Given records →
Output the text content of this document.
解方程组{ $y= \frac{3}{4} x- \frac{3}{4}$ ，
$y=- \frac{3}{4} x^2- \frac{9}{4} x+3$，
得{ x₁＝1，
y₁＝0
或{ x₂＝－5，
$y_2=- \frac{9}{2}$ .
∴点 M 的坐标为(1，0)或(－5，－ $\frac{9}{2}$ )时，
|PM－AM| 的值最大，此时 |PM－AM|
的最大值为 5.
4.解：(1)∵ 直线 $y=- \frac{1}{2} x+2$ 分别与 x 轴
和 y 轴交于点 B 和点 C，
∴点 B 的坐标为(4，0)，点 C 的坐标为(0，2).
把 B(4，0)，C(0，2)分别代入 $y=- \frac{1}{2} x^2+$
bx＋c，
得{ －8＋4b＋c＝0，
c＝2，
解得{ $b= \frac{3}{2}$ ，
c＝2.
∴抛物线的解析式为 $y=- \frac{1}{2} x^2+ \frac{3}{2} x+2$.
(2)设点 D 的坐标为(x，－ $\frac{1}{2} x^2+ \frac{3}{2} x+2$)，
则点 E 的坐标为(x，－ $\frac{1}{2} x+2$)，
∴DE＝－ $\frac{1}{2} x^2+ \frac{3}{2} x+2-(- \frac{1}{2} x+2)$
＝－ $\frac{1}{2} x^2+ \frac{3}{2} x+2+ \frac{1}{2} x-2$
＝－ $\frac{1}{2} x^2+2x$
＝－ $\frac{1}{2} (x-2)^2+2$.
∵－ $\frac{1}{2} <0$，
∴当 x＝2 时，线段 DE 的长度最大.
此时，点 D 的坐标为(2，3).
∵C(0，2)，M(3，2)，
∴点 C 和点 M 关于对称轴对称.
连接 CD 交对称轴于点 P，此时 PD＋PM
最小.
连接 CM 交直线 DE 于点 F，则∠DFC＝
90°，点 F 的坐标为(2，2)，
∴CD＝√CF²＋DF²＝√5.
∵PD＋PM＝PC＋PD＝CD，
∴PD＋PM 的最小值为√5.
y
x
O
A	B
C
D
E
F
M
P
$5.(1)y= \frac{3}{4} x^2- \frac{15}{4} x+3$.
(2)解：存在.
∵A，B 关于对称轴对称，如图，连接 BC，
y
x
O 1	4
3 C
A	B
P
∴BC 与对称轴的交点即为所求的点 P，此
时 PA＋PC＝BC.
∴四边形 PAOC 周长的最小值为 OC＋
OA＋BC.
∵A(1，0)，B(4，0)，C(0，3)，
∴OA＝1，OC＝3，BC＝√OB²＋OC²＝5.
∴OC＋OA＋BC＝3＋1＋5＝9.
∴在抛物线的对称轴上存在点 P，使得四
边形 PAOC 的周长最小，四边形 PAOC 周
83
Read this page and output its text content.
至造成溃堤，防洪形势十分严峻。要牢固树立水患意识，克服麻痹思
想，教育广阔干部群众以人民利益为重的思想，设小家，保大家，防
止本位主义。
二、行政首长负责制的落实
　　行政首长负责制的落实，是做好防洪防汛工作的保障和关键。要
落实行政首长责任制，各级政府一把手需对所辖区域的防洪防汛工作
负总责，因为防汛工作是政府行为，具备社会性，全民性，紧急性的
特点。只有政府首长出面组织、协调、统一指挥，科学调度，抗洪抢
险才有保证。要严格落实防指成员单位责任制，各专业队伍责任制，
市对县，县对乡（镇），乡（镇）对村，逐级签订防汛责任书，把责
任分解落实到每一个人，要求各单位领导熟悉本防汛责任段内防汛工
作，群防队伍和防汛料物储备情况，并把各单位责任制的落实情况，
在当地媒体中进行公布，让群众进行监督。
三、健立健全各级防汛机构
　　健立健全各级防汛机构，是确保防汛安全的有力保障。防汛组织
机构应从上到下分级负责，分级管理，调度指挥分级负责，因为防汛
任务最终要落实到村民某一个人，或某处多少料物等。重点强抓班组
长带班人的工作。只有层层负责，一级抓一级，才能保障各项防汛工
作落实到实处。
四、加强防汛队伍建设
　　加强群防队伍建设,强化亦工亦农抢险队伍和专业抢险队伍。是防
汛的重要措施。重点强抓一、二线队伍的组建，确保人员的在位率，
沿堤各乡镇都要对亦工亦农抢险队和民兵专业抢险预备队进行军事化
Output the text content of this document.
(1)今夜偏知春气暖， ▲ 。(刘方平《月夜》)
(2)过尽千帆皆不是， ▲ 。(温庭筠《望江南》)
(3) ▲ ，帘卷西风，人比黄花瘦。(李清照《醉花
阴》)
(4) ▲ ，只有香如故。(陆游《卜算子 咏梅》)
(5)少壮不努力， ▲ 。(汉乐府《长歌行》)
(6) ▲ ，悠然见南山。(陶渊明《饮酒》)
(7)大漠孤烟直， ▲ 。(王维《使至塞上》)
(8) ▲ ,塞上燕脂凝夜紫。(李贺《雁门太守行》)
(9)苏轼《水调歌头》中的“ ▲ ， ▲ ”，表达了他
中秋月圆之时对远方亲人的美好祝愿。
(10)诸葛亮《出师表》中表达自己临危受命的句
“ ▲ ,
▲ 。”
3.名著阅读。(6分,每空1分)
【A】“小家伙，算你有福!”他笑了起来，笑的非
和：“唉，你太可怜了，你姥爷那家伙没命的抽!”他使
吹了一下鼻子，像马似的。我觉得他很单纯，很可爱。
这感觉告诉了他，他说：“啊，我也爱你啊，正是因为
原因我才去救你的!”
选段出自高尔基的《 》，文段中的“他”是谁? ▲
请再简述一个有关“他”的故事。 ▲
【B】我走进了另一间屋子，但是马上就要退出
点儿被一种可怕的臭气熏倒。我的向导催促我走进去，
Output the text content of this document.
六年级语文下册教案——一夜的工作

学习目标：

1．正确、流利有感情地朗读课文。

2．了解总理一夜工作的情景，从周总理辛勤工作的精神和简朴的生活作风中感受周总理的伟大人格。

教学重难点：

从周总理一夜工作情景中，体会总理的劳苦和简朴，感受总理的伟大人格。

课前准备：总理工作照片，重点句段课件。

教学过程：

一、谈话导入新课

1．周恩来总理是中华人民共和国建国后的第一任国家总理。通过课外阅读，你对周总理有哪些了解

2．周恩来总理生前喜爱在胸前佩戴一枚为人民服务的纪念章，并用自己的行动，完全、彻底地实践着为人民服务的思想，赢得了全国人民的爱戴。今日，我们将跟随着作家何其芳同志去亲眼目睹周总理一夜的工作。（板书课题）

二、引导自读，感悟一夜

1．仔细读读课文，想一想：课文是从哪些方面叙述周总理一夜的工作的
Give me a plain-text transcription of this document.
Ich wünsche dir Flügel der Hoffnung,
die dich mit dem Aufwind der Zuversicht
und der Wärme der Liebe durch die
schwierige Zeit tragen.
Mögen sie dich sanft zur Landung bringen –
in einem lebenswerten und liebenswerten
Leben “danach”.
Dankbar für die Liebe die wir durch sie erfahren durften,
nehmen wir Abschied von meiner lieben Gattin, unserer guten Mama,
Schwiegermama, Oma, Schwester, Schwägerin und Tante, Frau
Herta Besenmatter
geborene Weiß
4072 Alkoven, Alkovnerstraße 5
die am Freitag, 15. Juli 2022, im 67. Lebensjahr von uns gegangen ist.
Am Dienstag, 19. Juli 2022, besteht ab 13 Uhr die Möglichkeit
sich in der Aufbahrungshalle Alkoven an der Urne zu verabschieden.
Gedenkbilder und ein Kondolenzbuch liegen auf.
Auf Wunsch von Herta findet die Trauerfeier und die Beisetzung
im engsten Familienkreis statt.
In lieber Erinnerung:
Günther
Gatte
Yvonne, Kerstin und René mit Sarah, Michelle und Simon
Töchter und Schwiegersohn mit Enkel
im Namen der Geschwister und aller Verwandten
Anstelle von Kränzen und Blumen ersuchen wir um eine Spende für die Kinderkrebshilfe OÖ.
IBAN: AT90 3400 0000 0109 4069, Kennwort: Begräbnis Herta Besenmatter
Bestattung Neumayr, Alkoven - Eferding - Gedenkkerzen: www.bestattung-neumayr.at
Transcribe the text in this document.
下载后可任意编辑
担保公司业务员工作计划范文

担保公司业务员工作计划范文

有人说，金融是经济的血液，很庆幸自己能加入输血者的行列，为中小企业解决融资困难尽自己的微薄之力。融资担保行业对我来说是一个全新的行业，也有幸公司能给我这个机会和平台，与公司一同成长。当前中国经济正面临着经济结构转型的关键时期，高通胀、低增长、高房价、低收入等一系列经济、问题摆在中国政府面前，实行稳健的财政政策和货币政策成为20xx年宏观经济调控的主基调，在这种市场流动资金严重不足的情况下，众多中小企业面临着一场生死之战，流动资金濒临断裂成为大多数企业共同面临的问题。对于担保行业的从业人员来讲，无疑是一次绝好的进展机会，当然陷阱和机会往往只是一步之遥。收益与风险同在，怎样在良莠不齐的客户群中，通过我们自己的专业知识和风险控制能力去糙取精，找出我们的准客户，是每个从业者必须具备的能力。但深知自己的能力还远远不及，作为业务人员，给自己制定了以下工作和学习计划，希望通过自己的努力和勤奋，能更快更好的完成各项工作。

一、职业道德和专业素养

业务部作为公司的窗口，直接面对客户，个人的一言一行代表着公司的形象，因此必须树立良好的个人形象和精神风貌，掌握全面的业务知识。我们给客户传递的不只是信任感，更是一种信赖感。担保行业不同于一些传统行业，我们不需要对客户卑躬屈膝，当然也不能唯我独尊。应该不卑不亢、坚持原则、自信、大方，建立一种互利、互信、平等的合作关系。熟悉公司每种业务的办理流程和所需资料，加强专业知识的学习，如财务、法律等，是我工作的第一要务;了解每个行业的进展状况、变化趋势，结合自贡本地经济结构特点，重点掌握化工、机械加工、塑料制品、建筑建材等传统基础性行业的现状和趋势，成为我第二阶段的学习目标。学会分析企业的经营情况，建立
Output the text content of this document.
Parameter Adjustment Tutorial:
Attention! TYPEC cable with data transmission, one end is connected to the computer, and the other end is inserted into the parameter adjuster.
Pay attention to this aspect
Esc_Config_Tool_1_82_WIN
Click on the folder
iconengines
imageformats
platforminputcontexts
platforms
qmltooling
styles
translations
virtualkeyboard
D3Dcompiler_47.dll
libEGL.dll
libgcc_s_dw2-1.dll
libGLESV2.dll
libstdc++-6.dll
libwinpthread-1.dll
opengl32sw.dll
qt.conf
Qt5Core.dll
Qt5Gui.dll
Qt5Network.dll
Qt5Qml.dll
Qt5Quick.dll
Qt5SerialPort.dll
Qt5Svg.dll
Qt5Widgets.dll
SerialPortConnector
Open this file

Stated exercise →
Where a line above includes "Besenmatter", copy that line.

Completed task →
Herta Besenmatter
IBAN: AT90 3400 0000 0109 4069, Kennwort: Begräbnis Herta Besenmatter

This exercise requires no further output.